:: Task details ::
Please rewrite the entries below, changing every "resolution-option" to "resolution-choice" and leaving everything else the same.

Dataset excerpt
□ □ □ □

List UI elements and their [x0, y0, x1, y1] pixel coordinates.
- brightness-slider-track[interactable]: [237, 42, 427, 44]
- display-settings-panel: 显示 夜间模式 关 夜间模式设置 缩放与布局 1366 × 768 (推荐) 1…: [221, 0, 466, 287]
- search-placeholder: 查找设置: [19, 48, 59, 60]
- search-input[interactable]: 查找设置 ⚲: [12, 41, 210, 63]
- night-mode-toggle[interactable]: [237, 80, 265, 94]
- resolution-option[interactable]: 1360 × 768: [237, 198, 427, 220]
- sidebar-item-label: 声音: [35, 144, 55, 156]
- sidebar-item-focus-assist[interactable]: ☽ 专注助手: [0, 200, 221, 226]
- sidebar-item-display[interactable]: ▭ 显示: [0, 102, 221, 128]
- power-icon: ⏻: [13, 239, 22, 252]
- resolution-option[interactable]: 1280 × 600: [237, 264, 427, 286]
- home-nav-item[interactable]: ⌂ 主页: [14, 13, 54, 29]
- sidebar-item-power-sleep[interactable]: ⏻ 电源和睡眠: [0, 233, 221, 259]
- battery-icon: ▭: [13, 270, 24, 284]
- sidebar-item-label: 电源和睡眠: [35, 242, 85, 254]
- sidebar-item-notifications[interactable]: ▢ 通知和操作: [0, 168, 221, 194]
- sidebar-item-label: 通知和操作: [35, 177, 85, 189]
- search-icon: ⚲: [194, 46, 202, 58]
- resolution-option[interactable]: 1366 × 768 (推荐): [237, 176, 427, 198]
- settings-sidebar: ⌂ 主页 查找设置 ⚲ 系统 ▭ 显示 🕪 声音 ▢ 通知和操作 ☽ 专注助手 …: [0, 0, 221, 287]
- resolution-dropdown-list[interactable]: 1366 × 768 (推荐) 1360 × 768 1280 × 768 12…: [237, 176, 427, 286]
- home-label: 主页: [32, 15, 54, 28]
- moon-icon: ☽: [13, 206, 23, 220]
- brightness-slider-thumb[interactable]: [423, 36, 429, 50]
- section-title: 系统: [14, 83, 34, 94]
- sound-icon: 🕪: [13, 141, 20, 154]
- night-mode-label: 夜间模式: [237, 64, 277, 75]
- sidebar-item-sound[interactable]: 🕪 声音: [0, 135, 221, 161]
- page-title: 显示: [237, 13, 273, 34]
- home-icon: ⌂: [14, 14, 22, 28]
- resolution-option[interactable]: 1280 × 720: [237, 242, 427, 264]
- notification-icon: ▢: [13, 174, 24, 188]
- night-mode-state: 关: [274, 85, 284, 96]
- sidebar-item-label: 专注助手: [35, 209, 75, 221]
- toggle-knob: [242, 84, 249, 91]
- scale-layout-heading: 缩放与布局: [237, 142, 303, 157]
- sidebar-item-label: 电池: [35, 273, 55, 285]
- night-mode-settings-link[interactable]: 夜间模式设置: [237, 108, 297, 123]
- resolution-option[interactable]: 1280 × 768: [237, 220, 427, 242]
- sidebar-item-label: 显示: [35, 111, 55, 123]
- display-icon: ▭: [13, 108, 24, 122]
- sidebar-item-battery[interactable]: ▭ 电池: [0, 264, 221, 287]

□ □ □ □

:: In response ::
List UI elements and their [x0, y0, x1, y1] pixel coordinates.
- brightness-slider-track[interactable]: [237, 42, 427, 44]
- display-settings-panel: 显示 夜间模式 关 夜间模式设置 缩放与布局 1366 × 768 (推荐) 1…: [221, 0, 466, 287]
- search-placeholder: 查找设置: [19, 48, 59, 60]
- search-input[interactable]: 查找设置 ⚲: [12, 41, 210, 63]
- night-mode-toggle[interactable]: [237, 80, 265, 94]
- resolution-choice[interactable]: 1360 × 768: [237, 198, 427, 220]
- sidebar-item-label: 声音: [35, 144, 55, 156]
- sidebar-item-focus-assist[interactable]: ☽ 专注助手: [0, 200, 221, 226]
- sidebar-item-display[interactable]: ▭ 显示: [0, 102, 221, 128]
- power-icon: ⏻: [13, 239, 22, 252]
- resolution-choice[interactable]: 1280 × 600: [237, 264, 427, 286]
- home-nav-item[interactable]: ⌂ 主页: [14, 13, 54, 29]
- sidebar-item-power-sleep[interactable]: ⏻ 电源和睡眠: [0, 233, 221, 259]
- battery-icon: ▭: [13, 270, 24, 284]
- sidebar-item-label: 电源和睡眠: [35, 242, 85, 254]
- sidebar-item-notifications[interactable]: ▢ 通知和操作: [0, 168, 221, 194]
- sidebar-item-label: 通知和操作: [35, 177, 85, 189]
- search-icon: ⚲: [194, 46, 202, 58]
- resolution-choice[interactable]: 1366 × 768 (推荐): [237, 176, 427, 198]
- settings-sidebar: ⌂ 主页 查找设置 ⚲ 系统 ▭ 显示 🕪 声音 ▢ 通知和操作 ☽ 专注助手 …: [0, 0, 221, 287]
- resolution-dropdown-list[interactable]: 1366 × 768 (推荐) 1360 × 768 1280 × 768 12…: [237, 176, 427, 286]
- home-label: 主页: [32, 15, 54, 28]
- moon-icon: ☽: [13, 206, 23, 220]
- brightness-slider-thumb[interactable]: [423, 36, 429, 50]
- section-title: 系统: [14, 83, 34, 94]
- sound-icon: 🕪: [13, 141, 20, 154]
- night-mode-label: 夜间模式: [237, 64, 277, 75]
- sidebar-item-sound[interactable]: 🕪 声音: [0, 135, 221, 161]
- page-title: 显示: [237, 13, 273, 34]
- home-icon: ⌂: [14, 14, 22, 28]
- resolution-choice[interactable]: 1280 × 720: [237, 242, 427, 264]
- notification-icon: ▢: [13, 174, 24, 188]
- night-mode-state: 关: [274, 85, 284, 96]
- sidebar-item-label: 专注助手: [35, 209, 75, 221]
- toggle-knob: [242, 84, 249, 91]
- scale-layout-heading: 缩放与布局: [237, 142, 303, 157]
- sidebar-item-label: 电池: [35, 273, 55, 285]
- night-mode-settings-link[interactable]: 夜间模式设置: [237, 108, 297, 123]
- resolution-choice[interactable]: 1280 × 768: [237, 220, 427, 242]
- sidebar-item-label: 显示: [35, 111, 55, 123]
- display-icon: ▭: [13, 108, 24, 122]
- sidebar-item-battery[interactable]: ▭ 电池: [0, 264, 221, 287]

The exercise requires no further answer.